Show each line of the data below that has the string "name" in it.

+++ DATA EXCERPTS

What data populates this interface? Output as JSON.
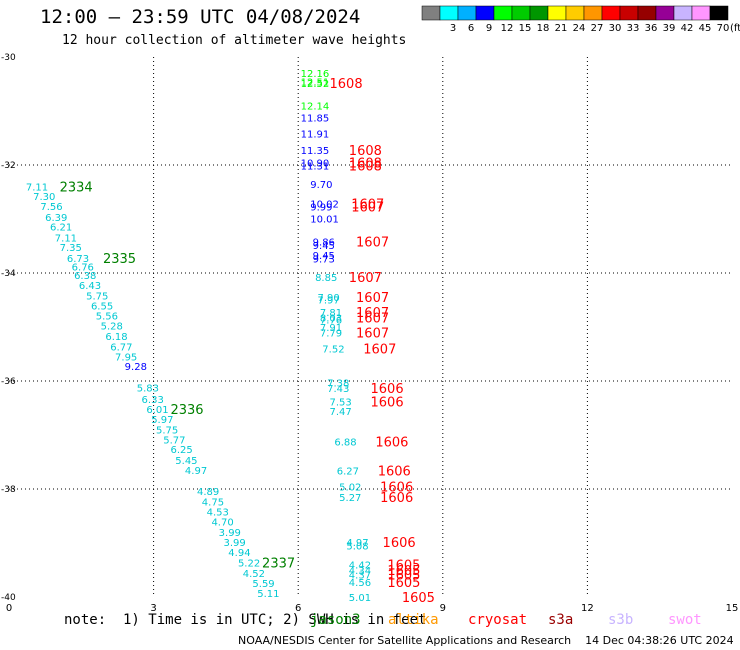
{
  "title": "12:00 – 23:59 UTC 04/08/2024",
  "subtitle": "12 hour collection of altimeter wave heights",
  "colorbar": {
    "unit": "(ft)",
    "colors": [
      "#808080",
      "#00ffff",
      "#00b0ff",
      "#0000ff",
      "#00ff00",
      "#00cc00",
      "#009600",
      "#ffff00",
      "#ffcc00",
      "#ff9600",
      "#ff0000",
      "#c80000",
      "#960000",
      "#960096",
      "#c8b4ff",
      "#ff96ff",
      "#000000"
    ],
    "labels": [
      "",
      "3",
      "6",
      "9",
      "12",
      "15",
      "18",
      "21",
      "24",
      "27",
      "30",
      "33",
      "36",
      "39",
      "42",
      "45",
      "70"
    ]
  },
  "note": "note:  1) Time is in UTC; 2) SWH is in feet",
  "satellites": [
    {
      "name": "jason3",
      "color": "#008000"
    },
    {
      "name": "altika",
      "color": "#ff9900"
    },
    {
      "name": "cryosat",
      "color": "#ff0000"
    },
    {
      "name": "s3a",
      "color": "#990000"
    },
    {
      "name": "s3b",
      "color": "#c8b4ff"
    },
    {
      "name": "swot",
      "color": "#ff96ff"
    }
  ],
  "credit": "NOAA/NESDIS Center for Satellite Applications and Research    14 Dec 04:38:26 UTC 2024",
  "chart_data": {
    "type": "scatter",
    "x_range": [
      0,
      15
    ],
    "y_range": [
      -40,
      -30
    ],
    "x_ticks": [
      "0",
      "3",
      "6",
      "9",
      "12",
      "15"
    ],
    "y_ticks": [
      "-30",
      "-32",
      "-34",
      "-36",
      "-38",
      "-40"
    ],
    "grid": true,
    "tracks": [
      {
        "points": [
          {
            "x": 0.35,
            "y": -32.4,
            "v": "7.11"
          },
          {
            "x": 0.5,
            "y": -32.57,
            "v": "7.30"
          },
          {
            "x": 0.65,
            "y": -32.76,
            "v": "7.56"
          },
          {
            "x": 0.75,
            "y": -32.96,
            "v": "6.39"
          },
          {
            "x": 0.85,
            "y": -33.14,
            "v": "6.21"
          },
          {
            "x": 0.95,
            "y": -33.34,
            "v": "7.11"
          },
          {
            "x": 1.05,
            "y": -33.52,
            "v": "7.35"
          },
          {
            "x": 1.2,
            "y": -33.72,
            "v": "6.73"
          },
          {
            "x": 1.3,
            "y": -33.88,
            "v": "6.76"
          },
          {
            "x": 1.35,
            "y": -34.04,
            "v": "6.38"
          },
          {
            "x": 1.45,
            "y": -34.22,
            "v": "6.43"
          },
          {
            "x": 1.6,
            "y": -34.42,
            "v": "5.75"
          },
          {
            "x": 1.7,
            "y": -34.6,
            "v": "6.55"
          },
          {
            "x": 1.8,
            "y": -34.79,
            "v": "5.56"
          },
          {
            "x": 1.9,
            "y": -34.97,
            "v": "5.28"
          },
          {
            "x": 2.0,
            "y": -35.17,
            "v": "6.18"
          },
          {
            "x": 2.1,
            "y": -35.36,
            "v": "6.77"
          },
          {
            "x": 2.2,
            "y": -35.55,
            "v": "7.95"
          },
          {
            "x": 2.65,
            "y": -36.12,
            "v": "5.83"
          },
          {
            "x": 2.75,
            "y": -36.33,
            "v": "6.33"
          },
          {
            "x": 2.85,
            "y": -36.52,
            "v": "6.01"
          },
          {
            "x": 2.95,
            "y": -36.7,
            "v": "5.97"
          },
          {
            "x": 3.05,
            "y": -36.9,
            "v": "5.75"
          },
          {
            "x": 3.2,
            "y": -37.08,
            "v": "5.77"
          },
          {
            "x": 3.35,
            "y": -37.26,
            "v": "6.25"
          },
          {
            "x": 3.45,
            "y": -37.46,
            "v": "5.45"
          },
          {
            "x": 3.65,
            "y": -37.65,
            "v": "4.97"
          },
          {
            "x": 3.9,
            "y": -38.04,
            "v": "4.89"
          },
          {
            "x": 4.0,
            "y": -38.23,
            "v": "4.75"
          },
          {
            "x": 4.1,
            "y": -38.42,
            "v": "4.53"
          },
          {
            "x": 4.2,
            "y": -38.6,
            "v": "4.70"
          },
          {
            "x": 4.35,
            "y": -38.8,
            "v": "3.99"
          },
          {
            "x": 4.45,
            "y": -38.98,
            "v": "3.99"
          },
          {
            "x": 4.55,
            "y": -39.17,
            "v": "4.94"
          },
          {
            "x": 4.75,
            "y": -39.36,
            "v": "5.22"
          },
          {
            "x": 4.85,
            "y": -39.56,
            "v": "4.52"
          },
          {
            "x": 5.05,
            "y": -39.74,
            "v": "5.59"
          },
          {
            "x": 5.15,
            "y": -39.93,
            "v": "5.11"
          },
          {
            "x": 2.4,
            "y": -35.72,
            "v": "9.28"
          }
        ],
        "time_labels": [
          {
            "x": 1.05,
            "y": -32.4,
            "t": "2334"
          },
          {
            "x": 1.95,
            "y": -33.72,
            "t": "2335"
          },
          {
            "x": 3.35,
            "y": -36.52,
            "t": "2336"
          },
          {
            "x": 5.25,
            "y": -39.36,
            "t": "2337"
          }
        ]
      },
      {
        "points": [
          {
            "x": 6.05,
            "y": -30.3,
            "v": "12.16"
          },
          {
            "x": 6.05,
            "y": -30.45,
            "v": "12.51"
          },
          {
            "x": 6.05,
            "y": -30.48,
            "v": "12.52"
          },
          {
            "x": 6.05,
            "y": -30.9,
            "v": "12.14"
          },
          {
            "x": 6.05,
            "y": -31.12,
            "v": "11.85"
          },
          {
            "x": 6.05,
            "y": -31.42,
            "v": "11.91"
          },
          {
            "x": 6.05,
            "y": -31.72,
            "v": "11.35"
          },
          {
            "x": 6.05,
            "y": -31.95,
            "v": "10.90"
          },
          {
            "x": 6.05,
            "y": -32.01,
            "v": "11.31"
          },
          {
            "x": 6.25,
            "y": -32.35,
            "v": "9.70"
          },
          {
            "x": 6.25,
            "y": -32.71,
            "v": "10.02"
          },
          {
            "x": 6.25,
            "y": -32.77,
            "v": "9.99"
          },
          {
            "x": 6.25,
            "y": -32.99,
            "v": "10.01"
          },
          {
            "x": 6.3,
            "y": -33.42,
            "v": "9.86"
          },
          {
            "x": 6.3,
            "y": -33.48,
            "v": "9.45"
          },
          {
            "x": 6.3,
            "y": -33.67,
            "v": "9.45"
          },
          {
            "x": 6.3,
            "y": -33.73,
            "v": "9.73"
          },
          {
            "x": 6.35,
            "y": -34.07,
            "v": "8.85"
          },
          {
            "x": 6.4,
            "y": -34.44,
            "v": "7.90"
          },
          {
            "x": 6.4,
            "y": -34.49,
            "v": "7.97"
          },
          {
            "x": 6.45,
            "y": -34.72,
            "v": "7.81"
          },
          {
            "x": 6.45,
            "y": -34.82,
            "v": "8.03"
          },
          {
            "x": 6.45,
            "y": -34.86,
            "v": "7.76"
          },
          {
            "x": 6.45,
            "y": -35.0,
            "v": "7.91"
          },
          {
            "x": 6.45,
            "y": -35.1,
            "v": "7.79"
          },
          {
            "x": 6.5,
            "y": -35.4,
            "v": "7.52"
          },
          {
            "x": 6.6,
            "y": -36.03,
            "v": "7.38"
          },
          {
            "x": 6.6,
            "y": -36.13,
            "v": "7.43"
          },
          {
            "x": 6.65,
            "y": -36.38,
            "v": "7.53"
          },
          {
            "x": 6.65,
            "y": -36.56,
            "v": "7.47"
          },
          {
            "x": 6.75,
            "y": -37.12,
            "v": "6.88"
          },
          {
            "x": 6.8,
            "y": -37.66,
            "v": "6.27"
          },
          {
            "x": 6.85,
            "y": -37.95,
            "v": "5.02"
          },
          {
            "x": 6.85,
            "y": -38.15,
            "v": "5.27"
          },
          {
            "x": 7.0,
            "y": -38.98,
            "v": "4.97"
          },
          {
            "x": 7.0,
            "y": -39.05,
            "v": "5.08"
          },
          {
            "x": 7.05,
            "y": -39.4,
            "v": "4.42"
          },
          {
            "x": 7.05,
            "y": -39.5,
            "v": "4.34"
          },
          {
            "x": 7.05,
            "y": -39.58,
            "v": "4.37"
          },
          {
            "x": 7.05,
            "y": -39.72,
            "v": "4.56"
          },
          {
            "x": 7.05,
            "y": -40.0,
            "v": "5.01"
          }
        ],
        "time_labels": [
          {
            "x": 6.65,
            "y": -30.48,
            "t": "1608"
          },
          {
            "x": 7.05,
            "y": -31.72,
            "t": "1608"
          },
          {
            "x": 7.05,
            "y": -31.95,
            "t": "1608"
          },
          {
            "x": 7.05,
            "y": -32.01,
            "t": "1608"
          },
          {
            "x": 7.1,
            "y": -32.71,
            "t": "1607"
          },
          {
            "x": 7.1,
            "y": -32.77,
            "t": "1607"
          },
          {
            "x": 7.2,
            "y": -33.42,
            "t": "1607"
          },
          {
            "x": 7.05,
            "y": -34.07,
            "t": "1607"
          },
          {
            "x": 7.2,
            "y": -34.44,
            "t": "1607"
          },
          {
            "x": 7.2,
            "y": -34.72,
            "t": "1607"
          },
          {
            "x": 7.2,
            "y": -34.82,
            "t": "1607"
          },
          {
            "x": 7.2,
            "y": -35.1,
            "t": "1607"
          },
          {
            "x": 7.35,
            "y": -35.4,
            "t": "1607"
          },
          {
            "x": 7.5,
            "y": -36.13,
            "t": "1606"
          },
          {
            "x": 7.5,
            "y": -36.38,
            "t": "1606"
          },
          {
            "x": 7.6,
            "y": -37.12,
            "t": "1606"
          },
          {
            "x": 7.65,
            "y": -37.66,
            "t": "1606"
          },
          {
            "x": 7.7,
            "y": -37.95,
            "t": "1606"
          },
          {
            "x": 7.7,
            "y": -38.15,
            "t": "1606"
          },
          {
            "x": 7.75,
            "y": -38.98,
            "t": "1606"
          },
          {
            "x": 7.85,
            "y": -39.4,
            "t": "1605"
          },
          {
            "x": 7.85,
            "y": -39.5,
            "t": "1605"
          },
          {
            "x": 7.85,
            "y": -39.58,
            "t": "1605"
          },
          {
            "x": 7.85,
            "y": -39.72,
            "t": "1605"
          },
          {
            "x": 8.15,
            "y": -40.0,
            "t": "1605"
          }
        ]
      }
    ]
  }
}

++++++

## COMPLETE OUTPUT
      "name": "jason3",
      "name": "altika",
      "name": "cryosat",
      "name": "s3a",
      "name": "s3b",
      "name": "swot",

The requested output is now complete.